Given instruction => Go through the listing below and list every line with "diagrams".

(Stored data)

## Start

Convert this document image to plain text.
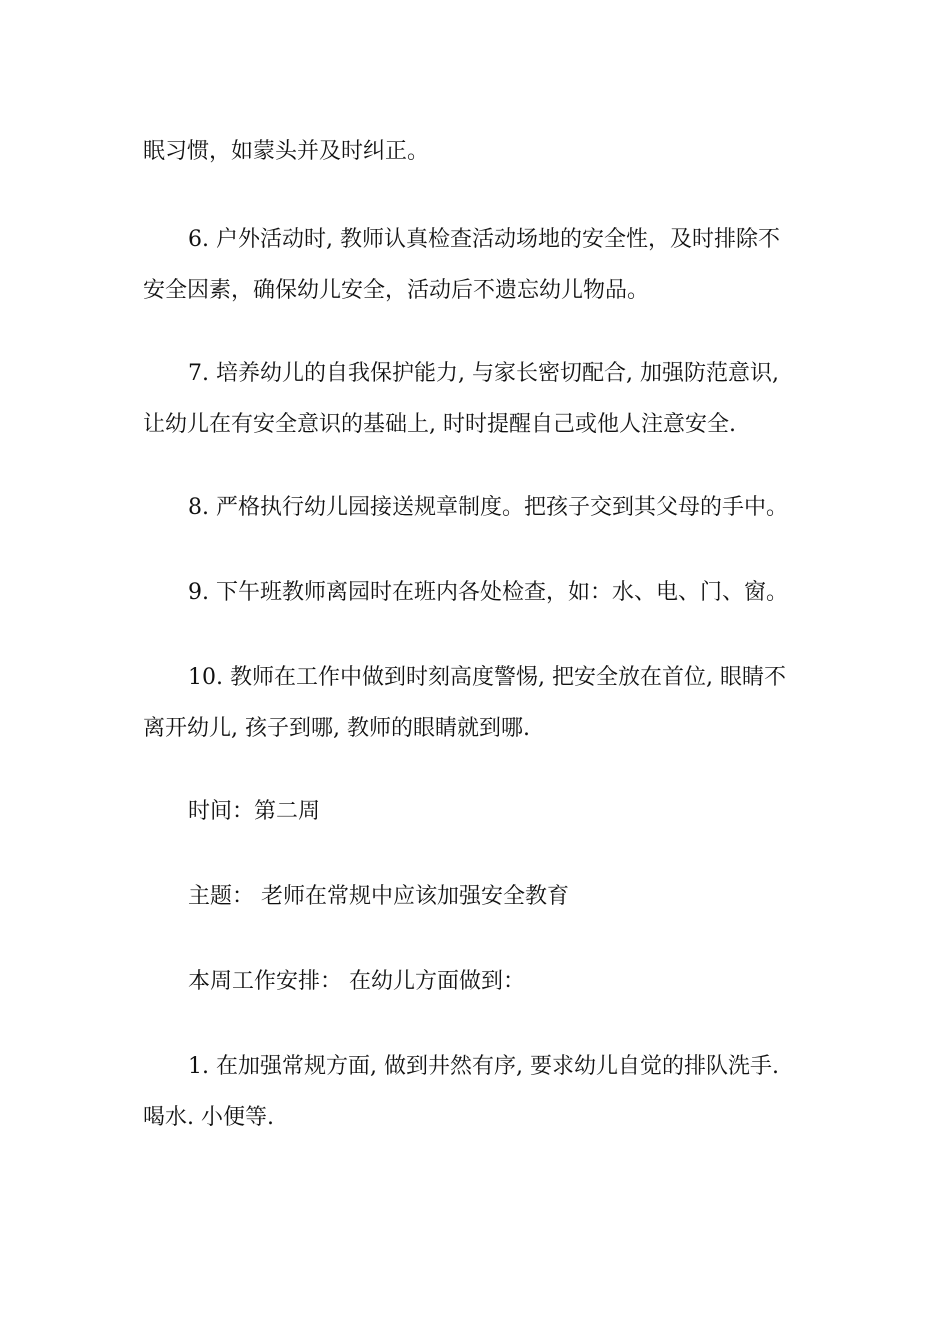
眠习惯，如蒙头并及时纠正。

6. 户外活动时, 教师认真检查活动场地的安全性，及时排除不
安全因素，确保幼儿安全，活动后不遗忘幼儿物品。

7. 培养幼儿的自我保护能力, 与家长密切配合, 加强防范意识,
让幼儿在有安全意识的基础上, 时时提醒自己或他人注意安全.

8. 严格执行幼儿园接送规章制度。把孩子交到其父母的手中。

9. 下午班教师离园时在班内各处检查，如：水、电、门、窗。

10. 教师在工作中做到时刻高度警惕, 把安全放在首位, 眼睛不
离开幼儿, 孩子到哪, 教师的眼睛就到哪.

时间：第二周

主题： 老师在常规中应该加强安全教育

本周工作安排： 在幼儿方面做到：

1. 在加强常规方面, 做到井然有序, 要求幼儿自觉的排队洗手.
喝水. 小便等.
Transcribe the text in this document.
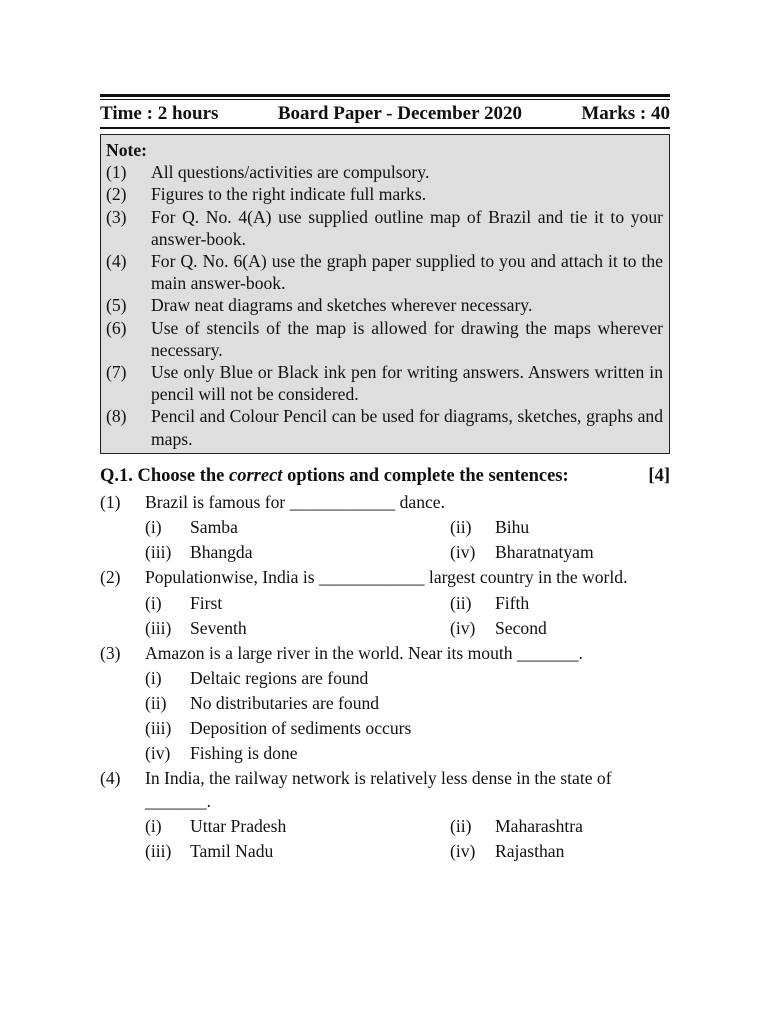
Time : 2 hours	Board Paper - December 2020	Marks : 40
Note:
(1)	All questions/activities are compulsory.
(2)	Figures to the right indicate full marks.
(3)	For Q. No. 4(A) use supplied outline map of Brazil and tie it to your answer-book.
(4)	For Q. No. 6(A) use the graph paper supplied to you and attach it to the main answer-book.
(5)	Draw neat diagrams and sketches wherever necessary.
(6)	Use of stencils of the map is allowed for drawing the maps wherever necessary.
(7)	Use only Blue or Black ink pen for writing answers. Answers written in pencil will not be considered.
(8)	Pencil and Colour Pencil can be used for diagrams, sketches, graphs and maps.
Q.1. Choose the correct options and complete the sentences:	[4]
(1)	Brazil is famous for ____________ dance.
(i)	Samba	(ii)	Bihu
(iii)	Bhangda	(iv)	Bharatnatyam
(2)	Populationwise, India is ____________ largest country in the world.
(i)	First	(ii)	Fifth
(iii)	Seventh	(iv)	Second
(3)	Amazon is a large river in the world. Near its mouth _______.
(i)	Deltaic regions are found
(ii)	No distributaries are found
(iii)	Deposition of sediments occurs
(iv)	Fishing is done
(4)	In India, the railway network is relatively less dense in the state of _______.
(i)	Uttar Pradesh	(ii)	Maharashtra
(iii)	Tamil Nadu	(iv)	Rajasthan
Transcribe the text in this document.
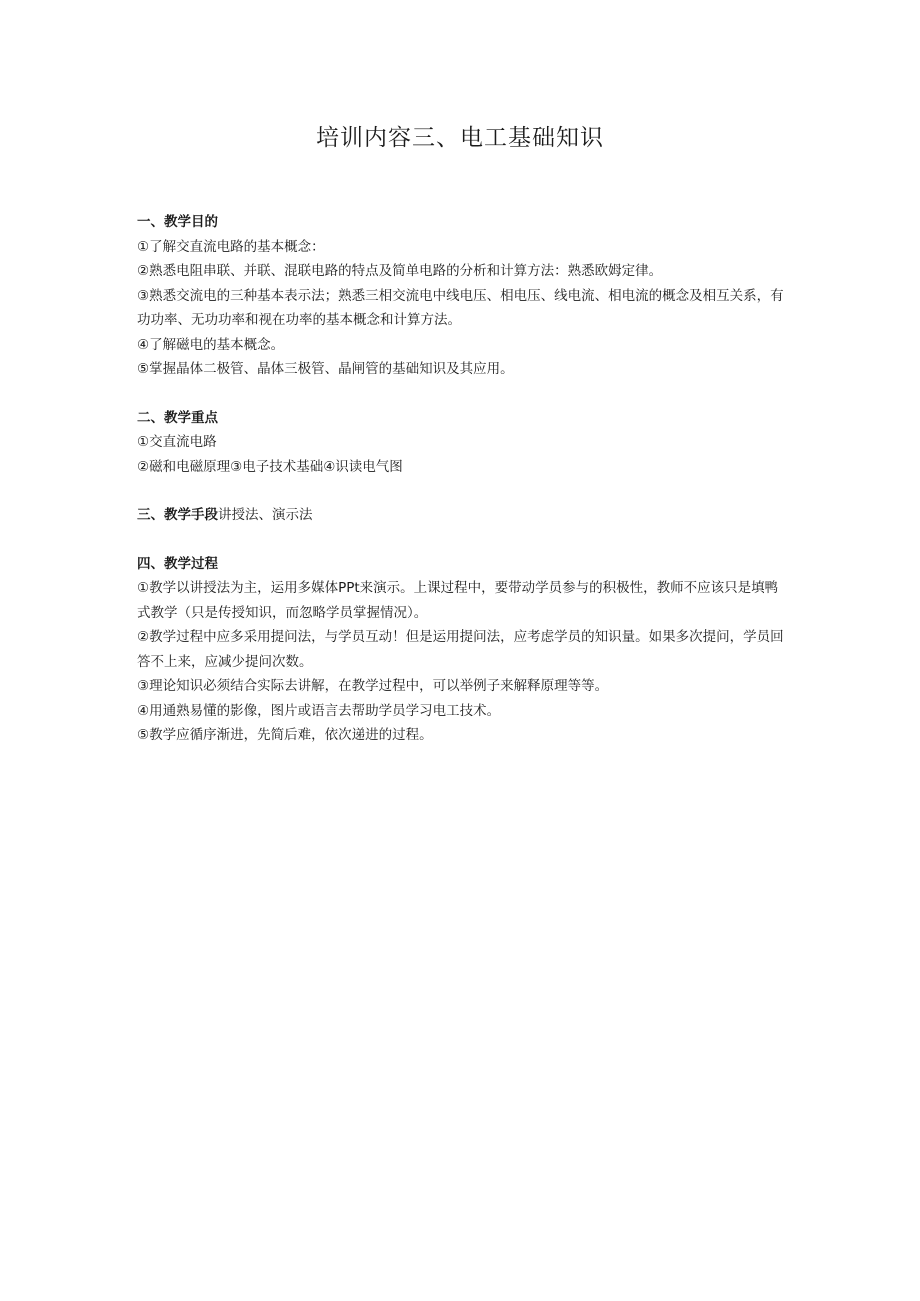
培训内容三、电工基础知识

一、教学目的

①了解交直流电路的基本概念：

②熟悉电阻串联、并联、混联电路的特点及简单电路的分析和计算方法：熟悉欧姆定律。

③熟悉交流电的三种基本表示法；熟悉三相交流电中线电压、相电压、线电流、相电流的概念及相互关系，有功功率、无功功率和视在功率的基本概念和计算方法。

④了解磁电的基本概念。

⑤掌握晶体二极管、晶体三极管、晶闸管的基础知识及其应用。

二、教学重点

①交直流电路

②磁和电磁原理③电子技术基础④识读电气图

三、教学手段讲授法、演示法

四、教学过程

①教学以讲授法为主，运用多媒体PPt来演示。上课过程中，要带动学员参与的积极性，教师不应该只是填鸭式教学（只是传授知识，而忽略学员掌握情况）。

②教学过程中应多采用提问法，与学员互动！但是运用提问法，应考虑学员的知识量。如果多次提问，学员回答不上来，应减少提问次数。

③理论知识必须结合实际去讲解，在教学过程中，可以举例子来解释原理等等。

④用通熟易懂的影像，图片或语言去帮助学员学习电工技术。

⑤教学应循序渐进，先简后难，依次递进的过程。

## End

Task answer =>
(5)	Draw neat diagrams and sketches wherever necessary.
(8)	Pencil and Colour Pencil can be used for diagrams, sketches, graphs and maps.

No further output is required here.